▶ _TASK DETAILS_
From the entries that follow, extract each line holding the string "MILTON".

▶ _SUPPLIED RECORDS_
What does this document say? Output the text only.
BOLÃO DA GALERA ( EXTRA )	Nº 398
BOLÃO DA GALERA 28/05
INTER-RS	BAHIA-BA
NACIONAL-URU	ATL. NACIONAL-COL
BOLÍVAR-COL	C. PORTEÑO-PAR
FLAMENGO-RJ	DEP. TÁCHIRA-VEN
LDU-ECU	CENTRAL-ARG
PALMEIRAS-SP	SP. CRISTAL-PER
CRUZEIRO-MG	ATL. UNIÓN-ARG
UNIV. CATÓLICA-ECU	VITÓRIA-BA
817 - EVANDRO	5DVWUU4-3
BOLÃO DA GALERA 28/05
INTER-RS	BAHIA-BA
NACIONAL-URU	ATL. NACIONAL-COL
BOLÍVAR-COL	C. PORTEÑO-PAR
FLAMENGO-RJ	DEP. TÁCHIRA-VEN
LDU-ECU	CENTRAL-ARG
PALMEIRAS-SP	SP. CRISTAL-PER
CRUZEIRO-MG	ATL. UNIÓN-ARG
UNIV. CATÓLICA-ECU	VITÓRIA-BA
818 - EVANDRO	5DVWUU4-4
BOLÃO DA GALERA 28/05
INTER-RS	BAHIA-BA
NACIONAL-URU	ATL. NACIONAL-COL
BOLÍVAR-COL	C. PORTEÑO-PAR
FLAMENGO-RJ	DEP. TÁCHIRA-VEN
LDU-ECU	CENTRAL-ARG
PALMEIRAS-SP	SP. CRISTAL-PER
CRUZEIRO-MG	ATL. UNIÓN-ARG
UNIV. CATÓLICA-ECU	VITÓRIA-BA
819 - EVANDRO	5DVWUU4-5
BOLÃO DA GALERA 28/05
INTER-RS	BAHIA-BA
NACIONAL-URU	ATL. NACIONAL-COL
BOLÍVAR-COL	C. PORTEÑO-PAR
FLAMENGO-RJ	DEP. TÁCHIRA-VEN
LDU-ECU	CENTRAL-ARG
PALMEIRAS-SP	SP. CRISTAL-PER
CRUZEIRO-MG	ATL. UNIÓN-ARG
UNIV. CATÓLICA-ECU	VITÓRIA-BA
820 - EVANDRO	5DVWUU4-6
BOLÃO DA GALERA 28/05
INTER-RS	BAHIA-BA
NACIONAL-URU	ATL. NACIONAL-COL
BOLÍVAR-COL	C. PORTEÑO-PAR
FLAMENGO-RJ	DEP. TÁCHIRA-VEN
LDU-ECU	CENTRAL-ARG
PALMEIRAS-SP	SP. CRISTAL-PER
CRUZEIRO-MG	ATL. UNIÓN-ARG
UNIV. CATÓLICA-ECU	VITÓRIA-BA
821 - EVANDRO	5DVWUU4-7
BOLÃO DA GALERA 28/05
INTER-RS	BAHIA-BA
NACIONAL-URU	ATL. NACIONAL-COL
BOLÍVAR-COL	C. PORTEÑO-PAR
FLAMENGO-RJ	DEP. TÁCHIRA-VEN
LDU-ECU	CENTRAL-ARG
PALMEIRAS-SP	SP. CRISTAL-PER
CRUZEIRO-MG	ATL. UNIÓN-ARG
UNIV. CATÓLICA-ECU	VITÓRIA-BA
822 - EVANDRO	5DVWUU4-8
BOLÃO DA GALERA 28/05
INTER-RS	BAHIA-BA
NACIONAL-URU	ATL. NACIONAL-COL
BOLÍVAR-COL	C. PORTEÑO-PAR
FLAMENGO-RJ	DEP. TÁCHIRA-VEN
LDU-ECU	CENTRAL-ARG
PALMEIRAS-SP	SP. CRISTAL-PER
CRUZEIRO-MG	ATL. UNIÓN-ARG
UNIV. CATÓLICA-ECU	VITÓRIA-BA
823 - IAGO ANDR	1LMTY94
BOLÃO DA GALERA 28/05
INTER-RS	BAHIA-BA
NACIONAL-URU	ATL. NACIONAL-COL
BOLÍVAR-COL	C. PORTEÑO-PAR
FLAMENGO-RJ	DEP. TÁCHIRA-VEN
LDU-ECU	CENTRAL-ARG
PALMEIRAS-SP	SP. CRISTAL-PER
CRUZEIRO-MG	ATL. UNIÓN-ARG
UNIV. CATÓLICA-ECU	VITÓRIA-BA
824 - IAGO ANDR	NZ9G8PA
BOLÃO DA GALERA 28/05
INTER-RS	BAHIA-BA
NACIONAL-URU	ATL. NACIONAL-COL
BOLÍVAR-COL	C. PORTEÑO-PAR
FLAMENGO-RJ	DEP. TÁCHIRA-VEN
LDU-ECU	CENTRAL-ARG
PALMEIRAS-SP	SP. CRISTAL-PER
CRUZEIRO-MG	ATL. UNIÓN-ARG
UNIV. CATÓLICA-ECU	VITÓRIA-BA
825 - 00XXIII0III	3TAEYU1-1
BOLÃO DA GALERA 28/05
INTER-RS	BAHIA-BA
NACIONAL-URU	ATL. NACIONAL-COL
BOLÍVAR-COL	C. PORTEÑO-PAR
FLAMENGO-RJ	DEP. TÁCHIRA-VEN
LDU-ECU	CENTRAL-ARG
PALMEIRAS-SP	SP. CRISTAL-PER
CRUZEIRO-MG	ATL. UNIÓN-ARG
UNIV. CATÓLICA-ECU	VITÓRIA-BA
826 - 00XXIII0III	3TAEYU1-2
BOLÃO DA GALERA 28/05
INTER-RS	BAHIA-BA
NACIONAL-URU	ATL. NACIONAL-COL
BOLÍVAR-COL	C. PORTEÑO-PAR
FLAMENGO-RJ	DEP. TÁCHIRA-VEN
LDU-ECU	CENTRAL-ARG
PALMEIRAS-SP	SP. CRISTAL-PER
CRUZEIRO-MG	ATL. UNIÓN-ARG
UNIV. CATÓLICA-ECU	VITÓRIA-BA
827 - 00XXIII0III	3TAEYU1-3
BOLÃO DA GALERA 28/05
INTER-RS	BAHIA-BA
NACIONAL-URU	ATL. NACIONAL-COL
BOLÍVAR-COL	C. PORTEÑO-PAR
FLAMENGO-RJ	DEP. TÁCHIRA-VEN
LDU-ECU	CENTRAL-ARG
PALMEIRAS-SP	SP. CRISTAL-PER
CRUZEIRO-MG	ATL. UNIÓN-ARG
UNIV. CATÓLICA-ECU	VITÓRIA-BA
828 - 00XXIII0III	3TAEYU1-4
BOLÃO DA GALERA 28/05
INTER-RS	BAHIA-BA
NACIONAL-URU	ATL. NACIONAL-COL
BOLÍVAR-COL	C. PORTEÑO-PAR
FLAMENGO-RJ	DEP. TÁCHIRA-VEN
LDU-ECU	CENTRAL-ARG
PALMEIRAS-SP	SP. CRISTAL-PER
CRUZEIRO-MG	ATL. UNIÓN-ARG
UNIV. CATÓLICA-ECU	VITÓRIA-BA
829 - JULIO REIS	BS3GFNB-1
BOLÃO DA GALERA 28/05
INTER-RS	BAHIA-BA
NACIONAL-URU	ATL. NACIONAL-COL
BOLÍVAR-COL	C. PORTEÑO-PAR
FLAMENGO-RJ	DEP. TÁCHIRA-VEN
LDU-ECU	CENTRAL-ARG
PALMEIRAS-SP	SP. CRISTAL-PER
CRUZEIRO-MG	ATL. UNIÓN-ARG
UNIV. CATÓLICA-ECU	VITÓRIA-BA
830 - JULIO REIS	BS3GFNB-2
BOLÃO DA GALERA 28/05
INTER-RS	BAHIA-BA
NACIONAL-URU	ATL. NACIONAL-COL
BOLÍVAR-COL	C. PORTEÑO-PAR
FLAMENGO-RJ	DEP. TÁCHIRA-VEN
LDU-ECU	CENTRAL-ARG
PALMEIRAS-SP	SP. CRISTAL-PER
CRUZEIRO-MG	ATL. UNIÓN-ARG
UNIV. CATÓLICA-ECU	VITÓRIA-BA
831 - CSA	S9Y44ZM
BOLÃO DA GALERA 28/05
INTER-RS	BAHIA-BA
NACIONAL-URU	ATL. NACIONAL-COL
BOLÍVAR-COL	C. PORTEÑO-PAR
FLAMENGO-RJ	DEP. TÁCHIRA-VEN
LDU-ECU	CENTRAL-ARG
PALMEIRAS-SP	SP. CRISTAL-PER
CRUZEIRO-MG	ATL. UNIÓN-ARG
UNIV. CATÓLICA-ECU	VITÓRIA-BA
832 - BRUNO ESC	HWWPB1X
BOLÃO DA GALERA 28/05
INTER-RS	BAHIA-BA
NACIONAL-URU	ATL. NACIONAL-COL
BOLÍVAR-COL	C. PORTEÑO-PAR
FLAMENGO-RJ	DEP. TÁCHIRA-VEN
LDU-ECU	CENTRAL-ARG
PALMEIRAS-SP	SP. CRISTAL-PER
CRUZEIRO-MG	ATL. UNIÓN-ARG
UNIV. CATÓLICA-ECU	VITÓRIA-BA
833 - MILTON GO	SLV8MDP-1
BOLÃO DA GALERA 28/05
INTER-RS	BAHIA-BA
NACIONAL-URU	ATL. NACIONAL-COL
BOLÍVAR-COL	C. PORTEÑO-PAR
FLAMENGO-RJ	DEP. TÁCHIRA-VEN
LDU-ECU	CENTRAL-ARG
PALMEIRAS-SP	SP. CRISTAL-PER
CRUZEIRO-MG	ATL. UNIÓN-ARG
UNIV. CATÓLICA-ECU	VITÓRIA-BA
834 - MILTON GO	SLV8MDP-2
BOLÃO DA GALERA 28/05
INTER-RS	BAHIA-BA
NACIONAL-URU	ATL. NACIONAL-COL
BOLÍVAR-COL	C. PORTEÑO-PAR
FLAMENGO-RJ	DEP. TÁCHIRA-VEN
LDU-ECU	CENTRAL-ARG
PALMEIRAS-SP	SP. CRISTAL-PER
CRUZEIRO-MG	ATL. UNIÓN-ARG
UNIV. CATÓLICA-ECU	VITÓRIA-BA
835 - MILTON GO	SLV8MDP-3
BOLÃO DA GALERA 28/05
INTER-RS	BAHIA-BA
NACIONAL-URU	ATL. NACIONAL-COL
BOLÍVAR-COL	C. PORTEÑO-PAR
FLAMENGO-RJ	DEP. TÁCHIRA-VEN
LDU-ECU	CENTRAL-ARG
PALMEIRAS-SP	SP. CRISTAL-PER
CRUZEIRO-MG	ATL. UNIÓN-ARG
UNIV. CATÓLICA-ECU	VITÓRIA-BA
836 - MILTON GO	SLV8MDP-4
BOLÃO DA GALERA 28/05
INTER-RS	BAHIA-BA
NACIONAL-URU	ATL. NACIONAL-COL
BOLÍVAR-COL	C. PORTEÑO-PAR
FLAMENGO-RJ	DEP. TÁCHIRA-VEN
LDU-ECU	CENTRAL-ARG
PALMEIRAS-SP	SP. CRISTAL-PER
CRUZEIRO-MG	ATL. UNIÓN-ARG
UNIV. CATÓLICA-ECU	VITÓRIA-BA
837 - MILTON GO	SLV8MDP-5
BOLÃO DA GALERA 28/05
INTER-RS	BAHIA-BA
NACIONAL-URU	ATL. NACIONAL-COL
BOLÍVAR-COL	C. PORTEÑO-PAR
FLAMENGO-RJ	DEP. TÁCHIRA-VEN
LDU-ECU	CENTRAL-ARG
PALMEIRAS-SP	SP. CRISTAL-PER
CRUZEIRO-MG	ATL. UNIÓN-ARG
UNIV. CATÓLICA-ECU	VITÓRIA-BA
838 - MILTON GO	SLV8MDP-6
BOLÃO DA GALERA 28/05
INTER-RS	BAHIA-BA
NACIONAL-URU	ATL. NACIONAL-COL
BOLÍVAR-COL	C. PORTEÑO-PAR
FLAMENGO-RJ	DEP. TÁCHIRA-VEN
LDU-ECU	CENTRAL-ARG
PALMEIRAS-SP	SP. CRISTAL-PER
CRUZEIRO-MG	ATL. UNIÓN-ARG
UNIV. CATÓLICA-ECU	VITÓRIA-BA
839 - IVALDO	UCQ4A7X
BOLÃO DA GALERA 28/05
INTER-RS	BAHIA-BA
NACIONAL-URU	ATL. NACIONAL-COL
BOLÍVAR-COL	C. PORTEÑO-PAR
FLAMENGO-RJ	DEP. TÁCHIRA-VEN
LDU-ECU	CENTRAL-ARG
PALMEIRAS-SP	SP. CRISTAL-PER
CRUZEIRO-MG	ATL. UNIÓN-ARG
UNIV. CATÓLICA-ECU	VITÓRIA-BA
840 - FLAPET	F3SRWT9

▶ _TASK RESPONSE_
833 - MILTON GO	SLV8MDP-1
834 - MILTON GO	SLV8MDP-2
835 - MILTON GO	SLV8MDP-3
836 - MILTON GO	SLV8MDP-4
837 - MILTON GO	SLV8MDP-5
838 - MILTON GO	SLV8MDP-6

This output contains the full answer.